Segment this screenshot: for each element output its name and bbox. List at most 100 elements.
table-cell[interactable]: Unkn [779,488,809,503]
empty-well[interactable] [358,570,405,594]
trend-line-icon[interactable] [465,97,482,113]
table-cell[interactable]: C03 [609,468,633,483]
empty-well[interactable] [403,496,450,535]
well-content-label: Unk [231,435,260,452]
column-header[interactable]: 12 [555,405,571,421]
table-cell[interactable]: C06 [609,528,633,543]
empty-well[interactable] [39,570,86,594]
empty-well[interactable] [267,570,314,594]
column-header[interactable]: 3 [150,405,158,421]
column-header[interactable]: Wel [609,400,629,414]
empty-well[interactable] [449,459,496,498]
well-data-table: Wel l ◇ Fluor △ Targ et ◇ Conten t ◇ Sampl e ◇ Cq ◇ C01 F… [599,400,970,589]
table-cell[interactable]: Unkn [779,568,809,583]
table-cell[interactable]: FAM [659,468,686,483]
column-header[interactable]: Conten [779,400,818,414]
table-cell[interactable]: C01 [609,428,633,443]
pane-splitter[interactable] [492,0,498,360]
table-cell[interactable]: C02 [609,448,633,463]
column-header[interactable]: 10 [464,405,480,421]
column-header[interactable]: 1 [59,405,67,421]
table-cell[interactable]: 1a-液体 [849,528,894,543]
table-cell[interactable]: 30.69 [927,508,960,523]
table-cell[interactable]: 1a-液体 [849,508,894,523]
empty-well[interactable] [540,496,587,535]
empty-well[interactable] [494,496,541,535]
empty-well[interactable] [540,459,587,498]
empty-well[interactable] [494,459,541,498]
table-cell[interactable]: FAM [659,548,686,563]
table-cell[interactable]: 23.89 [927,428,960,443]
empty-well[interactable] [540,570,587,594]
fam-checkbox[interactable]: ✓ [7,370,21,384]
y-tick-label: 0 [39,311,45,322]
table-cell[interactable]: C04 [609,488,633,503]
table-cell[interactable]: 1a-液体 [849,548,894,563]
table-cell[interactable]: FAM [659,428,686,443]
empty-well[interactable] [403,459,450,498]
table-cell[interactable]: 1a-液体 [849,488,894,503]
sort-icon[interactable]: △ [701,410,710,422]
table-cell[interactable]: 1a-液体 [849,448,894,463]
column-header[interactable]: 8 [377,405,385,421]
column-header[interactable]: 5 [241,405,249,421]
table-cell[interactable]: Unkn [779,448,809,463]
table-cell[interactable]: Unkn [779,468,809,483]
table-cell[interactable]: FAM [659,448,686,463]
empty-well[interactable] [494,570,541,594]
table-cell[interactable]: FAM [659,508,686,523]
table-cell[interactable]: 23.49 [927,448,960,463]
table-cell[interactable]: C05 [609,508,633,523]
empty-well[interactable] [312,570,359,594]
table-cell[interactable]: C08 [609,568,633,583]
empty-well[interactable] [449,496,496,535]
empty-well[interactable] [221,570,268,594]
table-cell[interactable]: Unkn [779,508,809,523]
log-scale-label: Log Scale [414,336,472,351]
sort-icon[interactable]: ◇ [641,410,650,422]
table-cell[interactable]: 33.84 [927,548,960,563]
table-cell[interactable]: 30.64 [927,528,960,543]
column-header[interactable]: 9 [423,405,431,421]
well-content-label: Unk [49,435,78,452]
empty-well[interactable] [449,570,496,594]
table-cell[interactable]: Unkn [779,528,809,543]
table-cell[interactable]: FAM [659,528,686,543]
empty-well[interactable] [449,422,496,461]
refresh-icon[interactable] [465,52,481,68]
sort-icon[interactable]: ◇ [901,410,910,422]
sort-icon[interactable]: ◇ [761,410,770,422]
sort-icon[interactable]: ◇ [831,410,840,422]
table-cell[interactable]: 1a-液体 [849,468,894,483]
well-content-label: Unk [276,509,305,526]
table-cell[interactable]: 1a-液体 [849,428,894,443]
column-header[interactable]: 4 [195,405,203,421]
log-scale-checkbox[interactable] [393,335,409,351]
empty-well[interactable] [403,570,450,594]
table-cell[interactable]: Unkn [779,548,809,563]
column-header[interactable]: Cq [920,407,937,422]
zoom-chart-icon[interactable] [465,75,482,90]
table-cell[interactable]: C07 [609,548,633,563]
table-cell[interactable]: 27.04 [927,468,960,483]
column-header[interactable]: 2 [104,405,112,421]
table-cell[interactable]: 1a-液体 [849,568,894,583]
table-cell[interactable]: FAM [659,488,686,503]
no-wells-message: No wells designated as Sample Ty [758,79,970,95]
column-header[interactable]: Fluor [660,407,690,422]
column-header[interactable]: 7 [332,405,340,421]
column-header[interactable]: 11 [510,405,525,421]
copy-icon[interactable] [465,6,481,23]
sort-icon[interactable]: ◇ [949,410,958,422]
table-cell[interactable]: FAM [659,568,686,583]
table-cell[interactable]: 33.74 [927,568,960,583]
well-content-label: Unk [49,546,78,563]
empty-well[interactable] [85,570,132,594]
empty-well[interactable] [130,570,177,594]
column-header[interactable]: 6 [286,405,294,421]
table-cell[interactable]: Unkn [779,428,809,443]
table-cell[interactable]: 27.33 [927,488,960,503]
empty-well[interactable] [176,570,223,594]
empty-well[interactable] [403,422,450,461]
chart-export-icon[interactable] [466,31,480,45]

--------------------

▸ **THE TASK**
Reproduce every line of the records above verbatim.

▸ **TASK RESPONSE**
Segment this screenshot: for each element output its name and bbox. List at most 100 elements.
table-cell[interactable]: Unkn [779,488,809,503]
empty-well[interactable] [358,570,405,594]
trend-line-icon[interactable] [465,97,482,113]
table-cell[interactable]: C03 [609,468,633,483]
empty-well[interactable] [403,496,450,535]
well-content-label: Unk [231,435,260,452]
column-header[interactable]: 12 [555,405,571,421]
table-cell[interactable]: C06 [609,528,633,543]
empty-well[interactable] [39,570,86,594]
empty-well[interactable] [267,570,314,594]
column-header[interactable]: 3 [150,405,158,421]
column-header[interactable]: Wel [609,400,629,414]
empty-well[interactable] [449,459,496,498]
well-data-table: Wel l ◇ Fluor △ Targ et ◇ Conten t ◇ Sampl e ◇ Cq ◇ C01 F… [599,400,970,589]
table-cell[interactable]: Unkn [779,568,809,583]
table-cell[interactable]: FAM [659,468,686,483]
column-header[interactable]: Conten [779,400,818,414]
table-cell[interactable]: C01 [609,428,633,443]
pane-splitter[interactable] [492,0,498,360]
table-cell[interactable]: C02 [609,448,633,463]
column-header[interactable]: 10 [464,405,480,421]
column-header[interactable]: 1 [59,405,67,421]
table-cell[interactable]: 1a-液体 [849,528,894,543]
table-cell[interactable]: 30.69 [927,508,960,523]
table-cell[interactable]: 1a-液体 [849,508,894,523]
empty-well[interactable] [540,496,587,535]
empty-well[interactable] [494,496,541,535]
empty-well[interactable] [540,459,587,498]
empty-well[interactable] [494,459,541,498]
table-cell[interactable]: FAM [659,548,686,563]
table-cell[interactable]: 23.89 [927,428,960,443]
empty-well[interactable] [540,570,587,594]
fam-checkbox[interactable]: ✓ [7,370,21,384]
y-tick-label: 0 [39,311,45,322]
table-cell[interactable]: C04 [609,488,633,503]
table-cell[interactable]: 1a-液体 [849,548,894,563]
table-cell[interactable]: FAM [659,428,686,443]
empty-well[interactable] [403,459,450,498]
table-cell[interactable]: 1a-液体 [849,488,894,503]
sort-icon[interactable]: △ [701,410,710,422]
table-cell[interactable]: 1a-液体 [849,448,894,463]
column-header[interactable]: 8 [377,405,385,421]
column-header[interactable]: 5 [241,405,249,421]
table-cell[interactable]: Unkn [779,448,809,463]
table-cell[interactable]: Unkn [779,468,809,483]
table-cell[interactable]: FAM [659,448,686,463]
empty-well[interactable] [494,570,541,594]
table-cell[interactable]: FAM [659,508,686,523]
table-cell[interactable]: 23.49 [927,448,960,463]
table-cell[interactable]: C05 [609,508,633,523]
empty-well[interactable] [312,570,359,594]
table-cell[interactable]: C08 [609,568,633,583]
empty-well[interactable] [449,496,496,535]
empty-well[interactable] [221,570,268,594]
table-cell[interactable]: Unkn [779,508,809,523]
log-scale-label: Log Scale [414,336,472,351]
sort-icon[interactable]: ◇ [641,410,650,422]
table-cell[interactable]: 33.84 [927,548,960,563]
table-cell[interactable]: 30.64 [927,528,960,543]
column-header[interactable]: 9 [423,405,431,421]
well-content-label: Unk [49,435,78,452]
empty-well[interactable] [449,570,496,594]
table-cell[interactable]: Unkn [779,528,809,543]
table-cell[interactable]: FAM [659,528,686,543]
empty-well[interactable] [449,422,496,461]
refresh-icon[interactable] [465,52,481,68]
sort-icon[interactable]: ◇ [901,410,910,422]
sort-icon[interactable]: ◇ [761,410,770,422]
sort-icon[interactable]: ◇ [831,410,840,422]
table-cell[interactable]: 1a-液体 [849,468,894,483]
well-content-label: Unk [276,509,305,526]
table-cell[interactable]: 1a-液体 [849,428,894,443]
column-header[interactable]: 4 [195,405,203,421]
log-scale-checkbox[interactable] [393,335,409,351]
empty-well[interactable] [403,570,450,594]
table-cell[interactable]: Unkn [779,548,809,563]
column-header[interactable]: Cq [920,407,937,422]
zoom-chart-icon[interactable] [465,75,482,90]
table-cell[interactable]: C07 [609,548,633,563]
table-cell[interactable]: 27.04 [927,468,960,483]
column-header[interactable]: 2 [104,405,112,421]
table-cell[interactable]: 1a-液体 [849,568,894,583]
table-cell[interactable]: FAM [659,488,686,503]
no-wells-message: No wells designated as Sample Ty [758,79,970,95]
column-header[interactable]: Fluor [660,407,690,422]
column-header[interactable]: 7 [332,405,340,421]
column-header[interactable]: 11 [510,405,525,421]
copy-icon[interactable] [465,6,481,23]
sort-icon[interactable]: ◇ [949,410,958,422]
table-cell[interactable]: FAM [659,568,686,583]
table-cell[interactable]: 33.74 [927,568,960,583]
well-content-label: Unk [49,546,78,563]
empty-well[interactable] [85,570,132,594]
empty-well[interactable] [130,570,177,594]
column-header[interactable]: 6 [286,405,294,421]
table-cell[interactable]: Unkn [779,428,809,443]
table-cell[interactable]: 27.33 [927,488,960,503]
empty-well[interactable] [176,570,223,594]
empty-well[interactable] [403,422,450,461]
chart-export-icon[interactable] [466,31,480,45]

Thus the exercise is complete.